_WORK TO COMPLETE_
Each line below should be reproduced without any alteration.

======== INFORMATION SUPPLIED

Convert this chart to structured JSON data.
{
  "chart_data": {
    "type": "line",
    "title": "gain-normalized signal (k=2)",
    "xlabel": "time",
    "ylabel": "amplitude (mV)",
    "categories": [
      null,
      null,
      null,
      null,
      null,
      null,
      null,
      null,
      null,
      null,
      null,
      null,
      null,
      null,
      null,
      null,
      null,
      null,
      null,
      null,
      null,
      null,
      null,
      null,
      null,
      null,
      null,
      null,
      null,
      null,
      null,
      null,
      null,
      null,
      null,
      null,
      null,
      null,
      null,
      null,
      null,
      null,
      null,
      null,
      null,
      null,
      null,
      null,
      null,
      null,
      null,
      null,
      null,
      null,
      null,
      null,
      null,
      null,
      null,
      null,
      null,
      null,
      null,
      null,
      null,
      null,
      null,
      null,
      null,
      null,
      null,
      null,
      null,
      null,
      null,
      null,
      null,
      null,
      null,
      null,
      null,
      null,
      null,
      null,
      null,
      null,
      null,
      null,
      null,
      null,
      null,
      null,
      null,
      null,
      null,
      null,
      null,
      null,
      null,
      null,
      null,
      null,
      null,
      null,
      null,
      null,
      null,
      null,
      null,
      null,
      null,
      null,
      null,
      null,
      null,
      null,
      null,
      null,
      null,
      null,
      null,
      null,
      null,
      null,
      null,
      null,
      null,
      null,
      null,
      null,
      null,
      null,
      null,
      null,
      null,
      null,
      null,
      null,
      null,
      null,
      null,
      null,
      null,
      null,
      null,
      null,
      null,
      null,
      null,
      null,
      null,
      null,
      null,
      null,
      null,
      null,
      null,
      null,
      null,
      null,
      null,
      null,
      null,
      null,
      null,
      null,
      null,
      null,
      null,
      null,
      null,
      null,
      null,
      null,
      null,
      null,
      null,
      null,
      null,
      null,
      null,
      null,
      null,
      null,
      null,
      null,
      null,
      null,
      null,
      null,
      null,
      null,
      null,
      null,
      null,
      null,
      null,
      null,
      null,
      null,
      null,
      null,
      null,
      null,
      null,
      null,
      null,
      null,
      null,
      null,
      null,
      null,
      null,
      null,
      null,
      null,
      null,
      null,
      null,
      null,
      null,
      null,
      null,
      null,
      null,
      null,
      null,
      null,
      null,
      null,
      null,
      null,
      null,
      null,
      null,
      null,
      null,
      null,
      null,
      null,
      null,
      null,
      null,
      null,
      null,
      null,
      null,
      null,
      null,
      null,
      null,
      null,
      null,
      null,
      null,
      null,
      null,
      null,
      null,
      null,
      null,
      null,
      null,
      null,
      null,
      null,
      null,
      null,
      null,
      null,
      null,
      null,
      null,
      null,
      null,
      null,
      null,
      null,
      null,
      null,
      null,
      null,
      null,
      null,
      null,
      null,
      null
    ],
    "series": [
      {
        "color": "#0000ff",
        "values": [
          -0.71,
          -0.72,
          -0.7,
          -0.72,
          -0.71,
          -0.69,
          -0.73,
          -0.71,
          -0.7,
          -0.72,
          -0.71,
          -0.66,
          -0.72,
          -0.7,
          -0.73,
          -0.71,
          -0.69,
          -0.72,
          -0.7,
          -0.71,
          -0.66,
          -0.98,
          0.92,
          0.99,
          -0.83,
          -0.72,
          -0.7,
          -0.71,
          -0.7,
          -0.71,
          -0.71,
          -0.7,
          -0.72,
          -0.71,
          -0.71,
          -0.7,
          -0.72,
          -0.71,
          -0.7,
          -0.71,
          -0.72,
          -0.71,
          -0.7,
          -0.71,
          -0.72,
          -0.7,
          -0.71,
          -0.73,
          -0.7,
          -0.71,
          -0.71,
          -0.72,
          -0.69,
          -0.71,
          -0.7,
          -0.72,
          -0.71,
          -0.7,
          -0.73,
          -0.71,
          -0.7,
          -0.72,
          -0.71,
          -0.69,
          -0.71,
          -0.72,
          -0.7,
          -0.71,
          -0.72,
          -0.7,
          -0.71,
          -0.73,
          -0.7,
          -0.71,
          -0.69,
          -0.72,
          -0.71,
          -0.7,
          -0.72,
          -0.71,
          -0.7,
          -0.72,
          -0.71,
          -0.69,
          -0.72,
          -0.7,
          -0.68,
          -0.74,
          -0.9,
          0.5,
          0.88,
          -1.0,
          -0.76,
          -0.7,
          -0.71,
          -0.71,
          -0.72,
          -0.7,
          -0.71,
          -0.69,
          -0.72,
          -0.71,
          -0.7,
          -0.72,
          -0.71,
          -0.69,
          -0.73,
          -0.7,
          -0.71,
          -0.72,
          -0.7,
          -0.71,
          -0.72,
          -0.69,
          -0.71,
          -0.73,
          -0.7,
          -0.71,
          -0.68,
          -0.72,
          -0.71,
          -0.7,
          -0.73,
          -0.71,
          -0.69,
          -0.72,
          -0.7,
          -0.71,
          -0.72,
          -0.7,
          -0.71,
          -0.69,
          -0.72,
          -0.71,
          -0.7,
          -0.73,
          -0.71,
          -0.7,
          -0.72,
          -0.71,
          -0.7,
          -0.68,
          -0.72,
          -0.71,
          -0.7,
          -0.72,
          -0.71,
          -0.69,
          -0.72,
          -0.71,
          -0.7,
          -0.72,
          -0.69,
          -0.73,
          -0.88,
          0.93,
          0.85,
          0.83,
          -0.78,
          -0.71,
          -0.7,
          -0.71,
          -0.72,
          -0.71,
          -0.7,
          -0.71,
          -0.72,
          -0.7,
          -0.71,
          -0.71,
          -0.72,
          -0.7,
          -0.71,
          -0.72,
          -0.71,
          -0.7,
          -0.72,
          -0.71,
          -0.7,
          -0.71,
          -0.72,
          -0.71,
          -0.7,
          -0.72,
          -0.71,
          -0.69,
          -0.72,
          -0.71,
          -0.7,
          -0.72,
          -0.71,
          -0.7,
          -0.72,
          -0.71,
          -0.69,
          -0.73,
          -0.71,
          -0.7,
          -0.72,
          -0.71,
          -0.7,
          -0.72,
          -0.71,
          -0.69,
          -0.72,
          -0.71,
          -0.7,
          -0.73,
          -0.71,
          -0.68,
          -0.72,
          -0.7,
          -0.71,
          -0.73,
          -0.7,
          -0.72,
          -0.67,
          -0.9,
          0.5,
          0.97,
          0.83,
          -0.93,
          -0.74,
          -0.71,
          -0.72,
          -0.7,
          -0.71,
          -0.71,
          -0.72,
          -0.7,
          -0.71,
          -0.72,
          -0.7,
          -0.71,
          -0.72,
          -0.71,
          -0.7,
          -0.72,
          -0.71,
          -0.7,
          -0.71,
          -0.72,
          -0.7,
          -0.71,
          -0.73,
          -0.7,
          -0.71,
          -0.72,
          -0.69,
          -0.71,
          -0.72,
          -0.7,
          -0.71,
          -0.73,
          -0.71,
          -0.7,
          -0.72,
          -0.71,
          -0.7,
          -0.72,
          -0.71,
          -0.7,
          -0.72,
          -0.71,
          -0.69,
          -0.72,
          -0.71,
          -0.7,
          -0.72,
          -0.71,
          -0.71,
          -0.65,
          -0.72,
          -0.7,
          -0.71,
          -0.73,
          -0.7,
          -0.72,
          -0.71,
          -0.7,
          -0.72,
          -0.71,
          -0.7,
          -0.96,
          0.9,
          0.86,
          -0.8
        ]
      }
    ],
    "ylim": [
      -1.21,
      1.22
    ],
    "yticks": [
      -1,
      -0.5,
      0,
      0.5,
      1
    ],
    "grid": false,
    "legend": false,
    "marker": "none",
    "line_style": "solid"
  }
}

================

_RESPONSE TO THIS EXERCISE_
Convert this chart to structured JSON data.
{
  "chart_data": {
    "type": "line",
    "title": "gain-normalized signal (k=2)",
    "xlabel": "time",
    "ylabel": "amplitude (mV)",
    "categories": [
      null,
      null,
      null,
      null,
      null,
      null,
      null,
      null,
      null,
      null,
      null,
      null,
      null,
      null,
      null,
      null,
      null,
      null,
      null,
      null,
      null,
      null,
      null,
      null,
      null,
      null,
      null,
      null,
      null,
      null,
      null,
      null,
      null,
      null,
      null,
      null,
      null,
      null,
      null,
      null,
      null,
      null,
      null,
      null,
      null,
      null,
      null,
      null,
      null,
      null,
      null,
      null,
      null,
      null,
      null,
      null,
      null,
      null,
      null,
      null,
      null,
      null,
      null,
      null,
      null,
      null,
      null,
      null,
      null,
      null,
      null,
      null,
      null,
      null,
      null,
      null,
      null,
      null,
      null,
      null,
      null,
      null,
      null,
      null,
      null,
      null,
      null,
      null,
      null,
      null,
      null,
      null,
      null,
      null,
      null,
      null,
      null,
      null,
      null,
      null,
      null,
      null,
      null,
      null,
      null,
      null,
      null,
      null,
      null,
      null,
      null,
      null,
      null,
      null,
      null,
      null,
      null,
      null,
      null,
      null,
      null,
      null,
      null,
      null,
      null,
      null,
      null,
      null,
      null,
      null,
      null,
      null,
      null,
      null,
      null,
      null,
      null,
      null,
      null,
      null,
      null,
      null,
      null,
      null,
      null,
      null,
      null,
      null,
      null,
      null,
      null,
      null,
      null,
      null,
      null,
      null,
      null,
      null,
      null,
      null,
      null,
      null,
      null,
      null,
      null,
      null,
      null,
      null,
      null,
      null,
      null,
      null,
      null,
      null,
      null,
      null,
      null,
      null,
      null,
      null,
      null,
      null,
      null,
      null,
      null,
      null,
      null,
      null,
      null,
      null,
      null,
      null,
      null,
      null,
      null,
      null,
      null,
      null,
      null,
      null,
      null,
      null,
      null,
      null,
      null,
      null,
      null,
      null,
      null,
      null,
      null,
      null,
      null,
      null,
      null,
      null,
      null,
      null,
      null,
      null,
      null,
      null,
      null,
      null,
      null,
      null,
      null,
      null,
      null,
      null,
      null,
      null,
      null,
      null,
      null,
      null,
      null,
      null,
      null,
      null,
      null,
      null,
      null,
      null,
      null,
      null,
      null,
      null,
      null,
      null,
      null,
      null,
      null,
      null,
      null,
      null,
      null,
      null,
      null,
      null,
      null,
      null,
      null,
      null,
      null,
      null,
      null,
      null,
      null,
      null,
      null,
      null,
      null,
      null,
      null,
      null,
      null,
      null,
      null,
      null,
      null,
      null,
      null,
      null,
      null,
      null,
      null
    ],
    "series": [
      {
        "color": "#0000ff",
        "values": [
          -0.71,
          -0.72,
          -0.7,
          -0.72,
          -0.71,
          -0.69,
          -0.73,
          -0.71,
          -0.7,
          -0.72,
          -0.71,
          -0.66,
          -0.72,
          -0.7,
          -0.73,
          -0.71,
          -0.69,
          -0.72,
          -0.7,
          -0.71,
          -0.66,
          -0.98,
          0.92,
          0.99,
          -0.83,
          -0.72,
          -0.7,
          -0.71,
          -0.7,
          -0.71,
          -0.71,
          -0.7,
          -0.72,
          -0.71,
          -0.71,
          -0.7,
          -0.72,
          -0.71,
          -0.7,
          -0.71,
          -0.72,
          -0.71,
          -0.7,
          -0.71,
          -0.72,
          -0.7,
          -0.71,
          -0.73,
          -0.7,
          -0.71,
          -0.71,
          -0.72,
          -0.69,
          -0.71,
          -0.7,
          -0.72,
          -0.71,
          -0.7,
          -0.73,
          -0.71,
          -0.7,
          -0.72,
          -0.71,
          -0.69,
          -0.71,
          -0.72,
          -0.7,
          -0.71,
          -0.72,
          -0.7,
          -0.71,
          -0.73,
          -0.7,
          -0.71,
          -0.69,
          -0.72,
          -0.71,
          -0.7,
          -0.72,
          -0.71,
          -0.7,
          -0.72,
          -0.71,
          -0.69,
          -0.72,
          -0.7,
          -0.68,
          -0.74,
          -0.9,
          0.5,
          0.88,
          -1.0,
          -0.76,
          -0.7,
          -0.71,
          -0.71,
          -0.72,
          -0.7,
          -0.71,
          -0.69,
          -0.72,
          -0.71,
          -0.7,
          -0.72,
          -0.71,
          -0.69,
          -0.73,
          -0.7,
          -0.71,
          -0.72,
          -0.7,
          -0.71,
          -0.72,
          -0.69,
          -0.71,
          -0.73,
          -0.7,
          -0.71,
          -0.68,
          -0.72,
          -0.71,
          -0.7,
          -0.73,
          -0.71,
          -0.69,
          -0.72,
          -0.7,
          -0.71,
          -0.72,
          -0.7,
          -0.71,
          -0.69,
          -0.72,
          -0.71,
          -0.7,
          -0.73,
          -0.71,
          -0.7,
          -0.72,
          -0.71,
          -0.7,
          -0.68,
          -0.72,
          -0.71,
          -0.7,
          -0.72,
          -0.71,
          -0.69,
          -0.72,
          -0.71,
          -0.7,
          -0.72,
          -0.69,
          -0.73,
          -0.88,
          0.93,
          0.85,
          0.83,
          -0.78,
          -0.71,
          -0.7,
          -0.71,
          -0.72,
          -0.71,
          -0.7,
          -0.71,
          -0.72,
          -0.7,
          -0.71,
          -0.71,
          -0.72,
          -0.7,
          -0.71,
          -0.72,
          -0.71,
          -0.7,
          -0.72,
          -0.71,
          -0.7,
          -0.71,
          -0.72,
          -0.71,
          -0.7,
          -0.72,
          -0.71,
          -0.69,
          -0.72,
          -0.71,
          -0.7,
          -0.72,
          -0.71,
          -0.7,
          -0.72,
          -0.71,
          -0.69,
          -0.73,
          -0.71,
          -0.7,
          -0.72,
          -0.71,
          -0.7,
          -0.72,
          -0.71,
          -0.69,
          -0.72,
          -0.71,
          -0.7,
          -0.73,
          -0.71,
          -0.68,
          -0.72,
          -0.7,
          -0.71,
          -0.73,
          -0.7,
          -0.72,
          -0.67,
          -0.9,
          0.5,
          0.97,
          0.83,
          -0.93,
          -0.74,
          -0.71,
          -0.72,
          -0.7,
          -0.71,
          -0.71,
          -0.72,
          -0.7,
          -0.71,
          -0.72,
          -0.7,
          -0.71,
          -0.72,
          -0.71,
          -0.7,
          -0.72,
          -0.71,
          -0.7,
          -0.71,
          -0.72,
          -0.7,
          -0.71,
          -0.73,
          -0.7,
          -0.71,
          -0.72,
          -0.69,
          -0.71,
          -0.72,
          -0.7,
          -0.71,
          -0.73,
          -0.71,
          -0.7,
          -0.72,
          -0.71,
          -0.7,
          -0.72,
          -0.71,
          -0.7,
          -0.72,
          -0.71,
          -0.69,
          -0.72,
          -0.71,
          -0.7,
          -0.72,
          -0.71,
          -0.71,
          -0.65,
          -0.72,
          -0.7,
          -0.71,
          -0.73,
          -0.7,
          -0.72,
          -0.71,
          -0.7,
          -0.72,
          -0.71,
          -0.7,
          -0.96,
          0.9,
          0.86,
          -0.8
        ]
      }
    ],
    "ylim": [
      -1.21,
      1.22
    ],
    "yticks": [
      -1,
      -0.5,
      0,
      0.5,
      1
    ],
    "grid": false,
    "legend": false,
    "marker": "none",
    "line_style": "solid"
  }
}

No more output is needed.